◆ What you should do ◆
Filter the records below down to the lines that contain the word "Symmetrical", and copy each of those lines in full.

======== Dataset excerpts ========

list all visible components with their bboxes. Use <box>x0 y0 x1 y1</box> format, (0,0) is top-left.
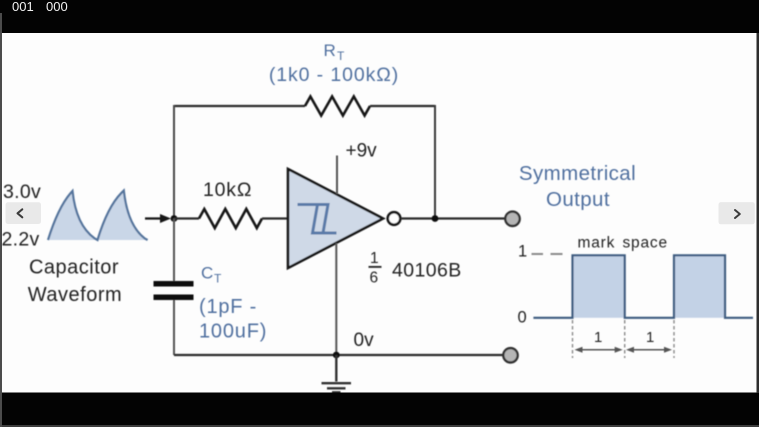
label RT <box>324 41 346 63</box>
svg-text:T: T <box>214 272 222 286</box>
wire: input to R1 <box>174 217 199 219</box>
bottom black bar <box>0 393 759 427</box>
node: input junction <box>171 215 178 222</box>
wire: R1 to inverter input <box>262 217 288 219</box>
dimension arrow mark width <box>575 347 623 353</box>
svg-text:0v: 0v <box>354 330 375 351</box>
label CT <box>201 264 222 286</box>
svg-text:6: 6 <box>370 270 379 287</box>
svg-text:40106B: 40106B <box>392 260 462 282</box>
svg-text:Capacitor: Capacitor <box>29 257 119 279</box>
dashes at 1 level <box>532 253 563 255</box>
dashed dimension ticks <box>573 320 675 358</box>
terminal: 0v <box>503 348 517 362</box>
label Capacitor <box>29 257 119 279</box>
resistor RT zigzag <box>305 97 370 116</box>
right border line <box>757 33 759 393</box>
label 0v <box>354 330 375 351</box>
hysteresis symbol inside U1 <box>298 205 337 234</box>
arrow: input signal <box>145 214 171 223</box>
svg-text:R: R <box>324 41 336 60</box>
svg-text:space: space <box>623 235 668 252</box>
resistor R1 10k zigzag <box>199 209 262 228</box>
label 1/6 fraction <box>369 250 382 287</box>
wire: capacitor bottom lead <box>173 300 175 355</box>
wire: feedback loop left vertical <box>173 105 175 218</box>
label Waveform <box>28 284 122 306</box>
left border line <box>0 13 2 427</box>
svg-text:0: 0 <box>518 309 527 327</box>
label 10kOhm <box>203 179 252 201</box>
label +9v <box>346 141 378 162</box>
label 1 axis level <box>518 243 527 261</box>
svg-text:Output: Output <box>546 188 610 211</box>
node: output junction <box>432 215 439 222</box>
dimension arrow space width <box>626 347 672 353</box>
svg-text:Symmetrical: Symmetrical <box>519 162 636 185</box>
label 1 space width <box>646 329 654 346</box>
svg-text:C: C <box>201 264 213 283</box>
svg-text:+9v: +9v <box>346 141 378 162</box>
wire: feedback loop right vertical <box>434 105 436 219</box>
svg-text:1: 1 <box>594 329 602 346</box>
ground symbol <box>322 355 352 392</box>
next button <box>719 202 755 224</box>
label RT value (1k0 - 100kOhm) <box>269 64 399 86</box>
label 0 axis level <box>518 309 527 327</box>
svg-text:mark: mark <box>578 235 616 252</box>
inverter output bubble <box>388 212 401 225</box>
wire: feedback loop top (left segment) <box>174 105 305 107</box>
svg-text:2.2v: 2.2v <box>2 229 40 251</box>
svg-text:100uF): 100uF) <box>199 321 267 343</box>
label Output <box>546 188 610 211</box>
capacitor CT plates <box>154 281 194 300</box>
label 1 mark width <box>594 329 602 346</box>
label CT value line 1 <box>199 296 257 318</box>
svg-text:1: 1 <box>370 250 379 267</box>
svg-text:Waveform: Waveform <box>28 284 122 306</box>
wire: output <box>401 217 506 219</box>
label 3.0v <box>3 181 41 203</box>
wire: feedback loop top (right segment) <box>370 105 435 107</box>
node: 0v junction <box>333 352 340 359</box>
top black bar <box>0 0 759 33</box>
frame counter 001 000 <box>12 0 68 14</box>
label Symmetrical <box>519 162 636 185</box>
svg-text:000: 000 <box>46 0 68 14</box>
waveform: capacitor sawtooth <box>48 191 148 241</box>
label 2.2v <box>2 229 40 251</box>
svg-text:(1pF -: (1pF - <box>199 296 257 318</box>
svg-text:3.0v: 3.0v <box>3 181 41 203</box>
prev button <box>6 202 42 224</box>
label mark <box>578 235 616 252</box>
svg-text:001: 001 <box>12 0 34 14</box>
waveform: output square wave <box>533 255 753 317</box>
svg-text:1: 1 <box>646 329 654 346</box>
wire: 0v bottom rail <box>174 354 503 356</box>
svg-text:T: T <box>337 49 345 63</box>
label CT value line 2 <box>199 321 267 343</box>
label 40106B <box>392 260 462 282</box>
svg-text:1: 1 <box>518 243 527 261</box>
label space <box>623 235 668 252</box>
terminal: output <box>505 212 519 226</box>
wire: +9v supply <box>336 156 338 195</box>
wire: 0v from inverter <box>335 243 337 355</box>
wire: capacitor top lead <box>173 219 175 282</box>
inverter U1 triangle <box>288 169 383 268</box>
svg-text:10kΩ: 10kΩ <box>203 179 252 201</box>
svg-text:(1k0 - 100kΩ): (1k0 - 100kΩ) <box>269 64 399 86</box>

========

◆ Answer below ◆
svg-text:Symmetrical: Symmetrical <box>519 162 636 185</box>
label Symmetrical <box>519 162 636 185</box>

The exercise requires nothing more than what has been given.